Установка на музыкальность, в той или иной мере свойственная В. Брюсову и Н. Гумилеву, означает использование приемов эмоционального «внушения», когда логические связи между словами ослаблялись либо даже игнорировались во имя фонетических созвучий и ритмических эффектов. В лирике стиха и ритмике стихотворений речи особых различий нет. В целом поэты активно использовали синтаксис неплавной, «рвущейся» речи: В.Я. Брюсов насыщал свои стихотворения многоточиями (сигнализирующими о разрыве или паузе), Н.С. Гумилев часто прибегал к восклицательному знаку.

По поводу стиля и композиции можно отметить крайности символистского стиля - излишняя отвлеченность, размытость и недосказанность стиха, в то время как в акмеизме уравновешивающая тенденция - к ясности образного строя и композиционной строгости. Словом, основные стилевые принципы акмеистов о «прекрасной ясности» прозвучали и в восточной поэзии Н.С. Гумилева: логичность художественного замысла, стройность композиции, четкость организации всех элементов художественной формы.

Итак, на смену излюбленным В.Я. Брюсовым оттенкам смысла и цвета пришли недвусмысленные слова и цельные яркие краски Н.С. Гумилева. однако по-настоящему «риторическая» стилистика проявляется лишь в более поздних поэтических произведениях восточного толка Н.С. Гумилева, что, однако, не мешает ему вскоре эволюционировать в сторону многозначительной символичности. Ярчайшим проявлением синтеза является стихотворение «Пьяный дервиш», где взаимодействие «музыки» и «риторики» дало особенно интересные результаты.

В основе акмеистической концепции лежали следующие принципы:

1) освобождение поэзии от символистских призывов к идеальному. Возвращение ей ясности, вещности, «радостного любования бытием»;

2) стремление придать слову определенное точное значение, основывать произведения на конкретной образности, требование «прекрасной ясности»;

3) обращение к человеку к «подлинности его чувств»;

4) поэтизация мира первозданных эмоций, первобытно-биологического природного начала, доисторической жизни Земли и человека.

Все эти вышеперечисленные принципы акмеизма нашли свое отражение и в восточной лирике Н.С. Гумилева.

В основе символистской концепции лежали следующие принципы:

1) отвлеченность, размытость, недосказанность стиха;

2) культ мгновения, мимолетностей;

3) поэзия намеков и недоговоренностей;

4) зыбкость словесного значения.

Все эти вышеперечисленные принципы символизма нашли свое отражение и в восточной лирике В.Я. Брюсова.

Таким образом, специфика литературного направления активно влияла и на стихотворения, написанные в восточном духе как у В.Я. Брюсова, так и у Н.С. Гумилева.

**Исходные данные**
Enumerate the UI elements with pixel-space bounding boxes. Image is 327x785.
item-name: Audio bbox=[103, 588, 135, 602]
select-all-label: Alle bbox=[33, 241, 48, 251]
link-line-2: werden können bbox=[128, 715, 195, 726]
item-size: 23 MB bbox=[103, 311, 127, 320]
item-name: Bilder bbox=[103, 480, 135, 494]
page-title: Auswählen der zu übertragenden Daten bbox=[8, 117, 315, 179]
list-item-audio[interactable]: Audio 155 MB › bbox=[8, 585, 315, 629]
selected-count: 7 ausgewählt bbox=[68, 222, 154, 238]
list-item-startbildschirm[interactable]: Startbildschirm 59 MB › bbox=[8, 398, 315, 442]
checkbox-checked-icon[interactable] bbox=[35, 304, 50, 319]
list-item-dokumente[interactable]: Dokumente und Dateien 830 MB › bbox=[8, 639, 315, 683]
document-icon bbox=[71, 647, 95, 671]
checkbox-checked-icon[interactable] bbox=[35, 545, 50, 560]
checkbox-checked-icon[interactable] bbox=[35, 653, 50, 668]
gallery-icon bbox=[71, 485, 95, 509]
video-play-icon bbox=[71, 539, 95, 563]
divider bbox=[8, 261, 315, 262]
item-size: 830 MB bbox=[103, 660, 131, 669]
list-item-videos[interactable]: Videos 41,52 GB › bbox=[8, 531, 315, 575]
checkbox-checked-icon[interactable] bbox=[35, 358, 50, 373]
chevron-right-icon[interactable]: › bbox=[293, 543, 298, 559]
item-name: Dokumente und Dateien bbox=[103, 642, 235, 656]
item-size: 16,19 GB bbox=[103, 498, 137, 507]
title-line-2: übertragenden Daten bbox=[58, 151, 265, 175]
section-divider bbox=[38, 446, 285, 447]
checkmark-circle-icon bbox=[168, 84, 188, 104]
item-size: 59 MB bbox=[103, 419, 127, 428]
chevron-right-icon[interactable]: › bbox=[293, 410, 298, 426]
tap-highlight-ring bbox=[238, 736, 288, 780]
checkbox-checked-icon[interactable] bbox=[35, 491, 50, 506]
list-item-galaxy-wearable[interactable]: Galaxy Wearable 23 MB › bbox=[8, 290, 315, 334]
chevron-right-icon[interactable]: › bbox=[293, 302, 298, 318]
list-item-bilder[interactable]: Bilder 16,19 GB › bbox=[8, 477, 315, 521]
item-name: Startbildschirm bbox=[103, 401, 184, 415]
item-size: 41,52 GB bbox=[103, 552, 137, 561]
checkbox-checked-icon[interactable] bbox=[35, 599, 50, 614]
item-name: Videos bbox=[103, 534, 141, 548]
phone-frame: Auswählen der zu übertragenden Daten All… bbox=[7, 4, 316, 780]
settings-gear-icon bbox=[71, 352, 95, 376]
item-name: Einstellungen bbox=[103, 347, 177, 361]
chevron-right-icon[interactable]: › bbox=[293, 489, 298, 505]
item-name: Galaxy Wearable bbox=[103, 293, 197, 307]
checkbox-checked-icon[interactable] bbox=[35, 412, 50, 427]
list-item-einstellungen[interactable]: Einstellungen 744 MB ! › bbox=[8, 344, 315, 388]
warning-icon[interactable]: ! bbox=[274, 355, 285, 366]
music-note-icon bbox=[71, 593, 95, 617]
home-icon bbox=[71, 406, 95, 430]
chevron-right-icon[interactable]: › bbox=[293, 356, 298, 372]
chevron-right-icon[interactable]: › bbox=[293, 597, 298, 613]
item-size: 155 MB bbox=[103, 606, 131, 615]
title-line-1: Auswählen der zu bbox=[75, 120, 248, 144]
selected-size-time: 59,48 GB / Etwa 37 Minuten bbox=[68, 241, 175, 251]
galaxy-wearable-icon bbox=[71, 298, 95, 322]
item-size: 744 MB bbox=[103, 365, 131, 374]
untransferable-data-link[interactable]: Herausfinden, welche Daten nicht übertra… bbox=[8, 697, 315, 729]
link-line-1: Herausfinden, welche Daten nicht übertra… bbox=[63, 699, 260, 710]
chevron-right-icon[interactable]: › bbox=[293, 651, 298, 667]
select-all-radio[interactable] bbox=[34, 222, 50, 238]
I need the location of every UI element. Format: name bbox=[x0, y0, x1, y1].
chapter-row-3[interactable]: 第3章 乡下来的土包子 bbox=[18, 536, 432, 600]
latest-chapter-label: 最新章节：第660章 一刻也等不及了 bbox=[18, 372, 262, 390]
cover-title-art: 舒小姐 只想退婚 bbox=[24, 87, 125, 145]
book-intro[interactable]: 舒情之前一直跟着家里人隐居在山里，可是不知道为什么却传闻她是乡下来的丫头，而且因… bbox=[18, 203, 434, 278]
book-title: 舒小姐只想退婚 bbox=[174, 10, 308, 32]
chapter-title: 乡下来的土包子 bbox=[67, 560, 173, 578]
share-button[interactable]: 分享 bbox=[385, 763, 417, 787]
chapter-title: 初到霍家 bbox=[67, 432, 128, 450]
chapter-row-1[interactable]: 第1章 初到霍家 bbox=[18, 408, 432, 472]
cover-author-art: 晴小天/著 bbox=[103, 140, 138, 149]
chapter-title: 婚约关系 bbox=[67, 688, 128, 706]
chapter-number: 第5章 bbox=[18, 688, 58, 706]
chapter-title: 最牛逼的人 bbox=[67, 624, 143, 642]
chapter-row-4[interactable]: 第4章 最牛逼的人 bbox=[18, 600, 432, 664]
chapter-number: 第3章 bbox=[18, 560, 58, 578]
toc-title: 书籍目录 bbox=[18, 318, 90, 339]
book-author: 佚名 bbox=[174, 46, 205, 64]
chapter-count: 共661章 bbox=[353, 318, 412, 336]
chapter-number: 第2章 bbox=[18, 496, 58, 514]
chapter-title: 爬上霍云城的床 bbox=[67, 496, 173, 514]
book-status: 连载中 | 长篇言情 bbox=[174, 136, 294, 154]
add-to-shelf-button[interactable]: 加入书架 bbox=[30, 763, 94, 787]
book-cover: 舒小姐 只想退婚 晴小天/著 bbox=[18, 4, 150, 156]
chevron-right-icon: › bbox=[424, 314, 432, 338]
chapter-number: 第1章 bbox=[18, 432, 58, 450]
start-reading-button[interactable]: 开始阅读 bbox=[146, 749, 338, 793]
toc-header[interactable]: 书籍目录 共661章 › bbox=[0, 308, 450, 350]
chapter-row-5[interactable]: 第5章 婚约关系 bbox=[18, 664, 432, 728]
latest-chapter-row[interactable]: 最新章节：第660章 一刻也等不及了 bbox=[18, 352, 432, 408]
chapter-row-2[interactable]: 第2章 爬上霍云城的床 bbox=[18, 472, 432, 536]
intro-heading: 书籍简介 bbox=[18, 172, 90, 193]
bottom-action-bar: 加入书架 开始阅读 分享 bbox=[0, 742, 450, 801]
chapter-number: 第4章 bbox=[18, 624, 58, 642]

**Что сделать**
1. Выберите из записей все строки, в которых встречается слово «checked», и перепишите их.
2. Продолжите текст о восточной лирике Брюсова и Гумилева, начав сразу после его последнего предложения.
Записи никак не связаны с текстом о восточной лирике Брюсова и Гумилева.

**Ответы по заданиям**
1.
checkbox-checked-icon[interactable] bbox=[35, 304, 50, 319]
checkbox-checked-icon[interactable] bbox=[35, 545, 50, 560]
checkbox-checked-icon[interactable] bbox=[35, 653, 50, 668]
checkbox-checked-icon[interactable] bbox=[35, 358, 50, 373]
checkbox-checked-icon[interactable] bbox=[35, 491, 50, 506]
checkbox-checked-icon[interactable] bbox=[35, 599, 50, 614]
checkbox-checked-icon[interactable] bbox=[35, 412, 50, 427]

2.
Основные положения, выносимые на защиту:

1. Интерес русских писателей начала ХХ века к Востоку развивается в русле огромного интереса к Востоку, сложившегося в сфере культуры. Обращаясь к теме Востока, поэт выступал в авангарде эпохи, одной из характернейших тенденций которой стало стремление к диалогу, синтезу, как в русле философской, так и эстетической мысли.

2. Изучать ту или иную культуру, как нам представляется, естественно и логично в ракурсе проблемы межкультурного диалога, поскольку любая культура глубже и полнее раскрывает себя в глазах чужой культуры.

3. Следует также отметить, что данная проблема особенно актуальна при изучении художественной культуры ХХ века. Именно в эту эпоху возникает неограниченное число межкультурных коммуникативных связей и отношений, образующих основу для взаимостановления и взаимообогащения культур внутри художественного пространства.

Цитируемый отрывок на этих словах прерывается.